What the task requires: Line by line, return the material below exactly as it reads.

Data:

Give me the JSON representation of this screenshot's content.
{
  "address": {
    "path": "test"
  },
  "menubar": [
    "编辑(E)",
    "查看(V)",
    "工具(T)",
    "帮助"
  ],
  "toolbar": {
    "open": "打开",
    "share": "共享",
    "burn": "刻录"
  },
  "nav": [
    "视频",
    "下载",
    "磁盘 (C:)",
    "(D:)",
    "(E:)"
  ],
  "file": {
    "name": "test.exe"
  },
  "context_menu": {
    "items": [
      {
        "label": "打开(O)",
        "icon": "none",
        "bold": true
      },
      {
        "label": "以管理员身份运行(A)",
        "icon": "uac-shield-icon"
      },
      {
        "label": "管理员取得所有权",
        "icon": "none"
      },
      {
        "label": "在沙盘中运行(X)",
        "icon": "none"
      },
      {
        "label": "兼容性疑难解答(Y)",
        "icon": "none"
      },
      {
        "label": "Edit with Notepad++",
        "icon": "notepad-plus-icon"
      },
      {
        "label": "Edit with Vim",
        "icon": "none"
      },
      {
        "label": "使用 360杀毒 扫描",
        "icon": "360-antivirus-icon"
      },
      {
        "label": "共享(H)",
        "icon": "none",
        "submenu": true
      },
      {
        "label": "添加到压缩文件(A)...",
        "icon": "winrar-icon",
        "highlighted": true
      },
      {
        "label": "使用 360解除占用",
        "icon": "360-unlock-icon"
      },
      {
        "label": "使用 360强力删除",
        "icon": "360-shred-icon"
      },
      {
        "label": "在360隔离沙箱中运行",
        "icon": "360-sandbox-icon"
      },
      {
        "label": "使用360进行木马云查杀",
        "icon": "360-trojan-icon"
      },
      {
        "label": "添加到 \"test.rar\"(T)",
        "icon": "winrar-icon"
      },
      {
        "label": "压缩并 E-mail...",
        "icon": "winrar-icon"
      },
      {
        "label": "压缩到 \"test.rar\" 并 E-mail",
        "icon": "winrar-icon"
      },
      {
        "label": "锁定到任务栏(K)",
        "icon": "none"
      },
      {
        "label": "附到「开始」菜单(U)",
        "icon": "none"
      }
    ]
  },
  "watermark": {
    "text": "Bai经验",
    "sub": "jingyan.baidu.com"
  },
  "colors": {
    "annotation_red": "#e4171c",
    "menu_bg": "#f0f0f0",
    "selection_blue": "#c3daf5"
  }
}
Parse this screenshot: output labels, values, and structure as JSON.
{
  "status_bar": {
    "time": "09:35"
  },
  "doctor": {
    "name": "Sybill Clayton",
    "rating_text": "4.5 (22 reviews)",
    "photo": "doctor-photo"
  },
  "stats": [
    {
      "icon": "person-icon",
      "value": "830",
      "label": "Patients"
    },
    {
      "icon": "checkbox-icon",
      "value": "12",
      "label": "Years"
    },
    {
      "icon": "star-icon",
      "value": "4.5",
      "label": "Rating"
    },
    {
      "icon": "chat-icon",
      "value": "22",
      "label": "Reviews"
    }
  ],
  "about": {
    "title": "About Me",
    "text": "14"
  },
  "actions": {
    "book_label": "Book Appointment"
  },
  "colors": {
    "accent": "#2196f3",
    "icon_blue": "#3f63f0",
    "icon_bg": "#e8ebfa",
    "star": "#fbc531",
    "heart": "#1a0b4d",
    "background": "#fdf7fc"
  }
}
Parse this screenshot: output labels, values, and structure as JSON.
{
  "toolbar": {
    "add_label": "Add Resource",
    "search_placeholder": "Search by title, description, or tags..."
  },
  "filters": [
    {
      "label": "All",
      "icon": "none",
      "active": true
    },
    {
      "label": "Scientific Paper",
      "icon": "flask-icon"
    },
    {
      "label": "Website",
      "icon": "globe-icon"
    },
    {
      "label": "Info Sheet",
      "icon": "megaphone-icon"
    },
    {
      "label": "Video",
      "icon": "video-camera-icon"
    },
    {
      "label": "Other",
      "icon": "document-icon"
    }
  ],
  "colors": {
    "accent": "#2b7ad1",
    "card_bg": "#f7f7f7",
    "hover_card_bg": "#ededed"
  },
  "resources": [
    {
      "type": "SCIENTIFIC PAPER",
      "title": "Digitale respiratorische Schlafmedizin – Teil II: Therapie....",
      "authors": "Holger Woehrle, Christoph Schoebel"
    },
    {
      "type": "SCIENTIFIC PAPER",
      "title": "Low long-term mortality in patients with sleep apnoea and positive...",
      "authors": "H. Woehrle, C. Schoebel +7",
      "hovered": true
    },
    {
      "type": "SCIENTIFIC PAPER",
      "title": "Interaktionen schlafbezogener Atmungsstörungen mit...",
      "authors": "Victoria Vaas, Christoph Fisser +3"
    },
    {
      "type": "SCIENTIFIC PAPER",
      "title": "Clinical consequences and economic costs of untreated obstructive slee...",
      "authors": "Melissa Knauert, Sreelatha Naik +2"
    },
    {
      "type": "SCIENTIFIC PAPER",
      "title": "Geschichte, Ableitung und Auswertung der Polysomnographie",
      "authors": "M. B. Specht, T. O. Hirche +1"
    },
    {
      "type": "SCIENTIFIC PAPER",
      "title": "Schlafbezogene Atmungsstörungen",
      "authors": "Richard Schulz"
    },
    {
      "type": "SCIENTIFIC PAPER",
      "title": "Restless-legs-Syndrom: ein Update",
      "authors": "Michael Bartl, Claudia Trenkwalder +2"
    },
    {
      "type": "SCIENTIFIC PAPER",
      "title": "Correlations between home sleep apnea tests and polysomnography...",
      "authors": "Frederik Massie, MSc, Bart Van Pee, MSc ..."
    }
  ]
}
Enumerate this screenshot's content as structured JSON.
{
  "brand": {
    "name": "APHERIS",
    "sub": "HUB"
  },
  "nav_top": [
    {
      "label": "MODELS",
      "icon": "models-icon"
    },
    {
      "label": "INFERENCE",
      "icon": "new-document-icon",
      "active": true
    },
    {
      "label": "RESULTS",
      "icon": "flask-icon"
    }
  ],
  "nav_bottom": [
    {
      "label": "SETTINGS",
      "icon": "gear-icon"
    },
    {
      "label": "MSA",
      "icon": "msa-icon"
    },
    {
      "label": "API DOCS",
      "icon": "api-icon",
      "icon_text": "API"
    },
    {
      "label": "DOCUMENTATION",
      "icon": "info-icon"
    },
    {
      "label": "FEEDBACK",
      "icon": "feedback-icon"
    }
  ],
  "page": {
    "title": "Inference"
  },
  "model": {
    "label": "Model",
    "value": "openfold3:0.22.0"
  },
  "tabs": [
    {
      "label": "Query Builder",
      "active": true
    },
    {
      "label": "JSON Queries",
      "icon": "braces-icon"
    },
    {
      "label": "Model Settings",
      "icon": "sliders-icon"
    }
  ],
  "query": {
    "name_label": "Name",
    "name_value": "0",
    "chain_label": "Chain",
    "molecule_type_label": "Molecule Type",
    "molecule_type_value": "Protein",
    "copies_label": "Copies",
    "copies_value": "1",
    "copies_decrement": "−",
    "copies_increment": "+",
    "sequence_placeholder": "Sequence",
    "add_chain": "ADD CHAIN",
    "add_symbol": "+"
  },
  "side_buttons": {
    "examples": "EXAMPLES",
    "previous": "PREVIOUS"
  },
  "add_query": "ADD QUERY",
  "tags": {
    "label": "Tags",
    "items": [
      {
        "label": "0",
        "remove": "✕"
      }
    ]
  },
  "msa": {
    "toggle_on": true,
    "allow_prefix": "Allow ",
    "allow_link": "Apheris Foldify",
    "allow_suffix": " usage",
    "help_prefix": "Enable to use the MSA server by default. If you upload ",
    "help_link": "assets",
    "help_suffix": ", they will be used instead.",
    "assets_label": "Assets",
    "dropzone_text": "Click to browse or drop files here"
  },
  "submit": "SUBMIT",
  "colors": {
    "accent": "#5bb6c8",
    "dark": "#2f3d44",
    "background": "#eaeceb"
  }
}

Written answer:
Give me the JSON representation of this screenshot's content.
{
  "address": {
    "path": "test"
  },
  "menubar": [
    "编辑(E)",
    "查看(V)",
    "工具(T)",
    "帮助"
  ],
  "toolbar": {
    "open": "打开",
    "share": "共享",
    "burn": "刻录"
  },
  "nav": [
    "视频",
    "下载",
    "磁盘 (C:)",
    "(D:)",
    "(E:)"
  ],
  "file": {
    "name": "test.exe"
  },
  "context_menu": {
    "items": [
      {
        "label": "打开(O)",
        "icon": "none",
        "bold": true
      },
      {
        "label": "以管理员身份运行(A)",
        "icon": "uac-shield-icon"
      },
      {
        "label": "管理员取得所有权",
        "icon": "none"
      },
      {
        "label": "在沙盘中运行(X)",
        "icon": "none"
      },
      {
        "label": "兼容性疑难解答(Y)",
        "icon": "none"
      },
      {
        "label": "Edit with Notepad++",
        "icon": "notepad-plus-icon"
      },
      {
        "label": "Edit with Vim",
        "icon": "none"
      },
      {
        "label": "使用 360杀毒 扫描",
        "icon": "360-antivirus-icon"
      },
      {
        "label": "共享(H)",
        "icon": "none",
        "submenu": true
      },
      {
        "label": "添加到压缩文件(A)...",
        "icon": "winrar-icon",
        "highlighted": true
      },
      {
        "label": "使用 360解除占用",
        "icon": "360-unlock-icon"
      },
      {
        "label": "使用 360强力删除",
        "icon": "360-shred-icon"
      },
      {
        "label": "在360隔离沙箱中运行",
        "icon": "360-sandbox-icon"
      },
      {
        "label": "使用360进行木马云查杀",
        "icon": "360-trojan-icon"
      },
      {
        "label": "添加到 \"test.rar\"(T)",
        "icon": "winrar-icon"
      },
      {
        "label": "压缩并 E-mail...",
        "icon": "winrar-icon"
      },
      {
        "label": "压缩到 \"test.rar\" 并 E-mail",
        "icon": "winrar-icon"
      },
      {
        "label": "锁定到任务栏(K)",
        "icon": "none"
      },
      {
        "label": "附到「开始」菜单(U)",
        "icon": "none"
      }
    ]
  },
  "watermark": {
    "text": "Bai经验",
    "sub": "jingyan.baidu.com"
  },
  "colors": {
    "annotation_red": "#e4171c",
    "menu_bg": "#f0f0f0",
    "selection_blue": "#c3daf5"
  }
}
Parse this screenshot: output labels, values, and structure as JSON.
{
  "status_bar": {
    "time": "09:35"
  },
  "doctor": {
    "name": "Sybill Clayton",
    "rating_text": "4.5 (22 reviews)",
    "photo": "doctor-photo"
  },
  "stats": [
    {
      "icon": "person-icon",
      "value": "830",
      "label": "Patients"
    },
    {
      "icon": "checkbox-icon",
      "value": "12",
      "label": "Years"
    },
    {
      "icon": "star-icon",
      "value": "4.5",
      "label": "Rating"
    },
    {
      "icon": "chat-icon",
      "value": "22",
      "label": "Reviews"
    }
  ],
  "about": {
    "title": "About Me",
    "text": "14"
  },
  "actions": {
    "book_label": "Book Appointment"
  },
  "colors": {
    "accent": "#2196f3",
    "icon_blue": "#3f63f0",
    "icon_bg": "#e8ebfa",
    "star": "#fbc531",
    "heart": "#1a0b4d",
    "background": "#fdf7fc"
  }
}
Parse this screenshot: output labels, values, and structure as JSON.
{
  "toolbar": {
    "add_label": "Add Resource",
    "search_placeholder": "Search by title, description, or tags..."
  },
  "filters": [
    {
      "label": "All",
      "icon": "none",
      "active": true
    },
    {
      "label": "Scientific Paper",
      "icon": "flask-icon"
    },
    {
      "label": "Website",
      "icon": "globe-icon"
    },
    {
      "label": "Info Sheet",
      "icon": "megaphone-icon"
    },
    {
      "label": "Video",
      "icon": "video-camera-icon"
    },
    {
      "label": "Other",
      "icon": "document-icon"
    }
  ],
  "colors": {
    "accent": "#2b7ad1",
    "card_bg": "#f7f7f7",
    "hover_card_bg": "#ededed"
  },
  "resources": [
    {
      "type": "SCIENTIFIC PAPER",
      "title": "Digitale respiratorische Schlafmedizin – Teil II: Therapie....",
      "authors": "Holger Woehrle, Christoph Schoebel"
    },
    {
      "type": "SCIENTIFIC PAPER",
      "title": "Low long-term mortality in patients with sleep apnoea and positive...",
      "authors": "H. Woehrle, C. Schoebel +7",
      "hovered": true
    },
    {
      "type": "SCIENTIFIC PAPER",
      "title": "Interaktionen schlafbezogener Atmungsstörungen mit...",
      "authors": "Victoria Vaas, Christoph Fisser +3"
    },
    {
      "type": "SCIENTIFIC PAPER",
      "title": "Clinical consequences and economic costs of untreated obstructive slee...",
      "authors": "Melissa Knauert, Sreelatha Naik +2"
    },
    {
      "type": "SCIENTIFIC PAPER",
      "title": "Geschichte, Ableitung und Auswertung der Polysomnographie",
      "authors": "M. B. Specht, T. O. Hirche +1"
    },
    {
      "type": "SCIENTIFIC PAPER",
      "title": "Schlafbezogene Atmungsstörungen",
      "authors": "Richard Schulz"
    },
    {
      "type": "SCIENTIFIC PAPER",
      "title": "Restless-legs-Syndrom: ein Update",
      "authors": "Michael Bartl, Claudia Trenkwalder +2"
    },
    {
      "type": "SCIENTIFIC PAPER",
      "title": "Correlations between home sleep apnea tests and polysomnography...",
      "authors": "Frederik Massie, MSc, Bart Van Pee, MSc ..."
    }
  ]
}
Enumerate this screenshot's content as structured JSON.
{
  "brand": {
    "name": "APHERIS",
    "sub": "HUB"
  },
  "nav_top": [
    {
      "label": "MODELS",
      "icon": "models-icon"
    },
    {
      "label": "INFERENCE",
      "icon": "new-document-icon",
      "active": true
    },
    {
      "label": "RESULTS",
      "icon": "flask-icon"
    }
  ],
  "nav_bottom": [
    {
      "label": "SETTINGS",
      "icon": "gear-icon"
    },
    {
      "label": "MSA",
      "icon": "msa-icon"
    },
    {
      "label": "API DOCS",
      "icon": "api-icon",
      "icon_text": "API"
    },
    {
      "label": "DOCUMENTATION",
      "icon": "info-icon"
    },
    {
      "label": "FEEDBACK",
      "icon": "feedback-icon"
    }
  ],
  "page": {
    "title": "Inference"
  },
  "model": {
    "label": "Model",
    "value": "openfold3:0.22.0"
  },
  "tabs": [
    {
      "label": "Query Builder",
      "active": true
    },
    {
      "label": "JSON Queries",
      "icon": "braces-icon"
    },
    {
      "label": "Model Settings",
      "icon": "sliders-icon"
    }
  ],
  "query": {
    "name_label": "Name",
    "name_value": "0",
    "chain_label": "Chain",
    "molecule_type_label": "Molecule Type",
    "molecule_type_value": "Protein",
    "copies_label": "Copies",
    "copies_value": "1",
    "copies_decrement": "−",
    "copies_increment": "+",
    "sequence_placeholder": "Sequence",
    "add_chain": "ADD CHAIN",
    "add_symbol": "+"
  },
  "side_buttons": {
    "examples": "EXAMPLES",
    "previous": "PREVIOUS"
  },
  "add_query": "ADD QUERY",
  "tags": {
    "label": "Tags",
    "items": [
      {
        "label": "0",
        "remove": "✕"
      }
    ]
  },
  "msa": {
    "toggle_on": true,
    "allow_prefix": "Allow ",
    "allow_link": "Apheris Foldify",
    "allow_suffix": " usage",
    "help_prefix": "Enable to use the MSA server by default. If you upload ",
    "help_link": "assets",
    "help_suffix": ", they will be used instead.",
    "assets_label": "Assets",
    "dropzone_text": "Click to browse or drop files here"
  },
  "submit": "SUBMIT",
  "colors": {
    "accent": "#5bb6c8",
    "dark": "#2f3d44",
    "background": "#eaeceb"
  }
}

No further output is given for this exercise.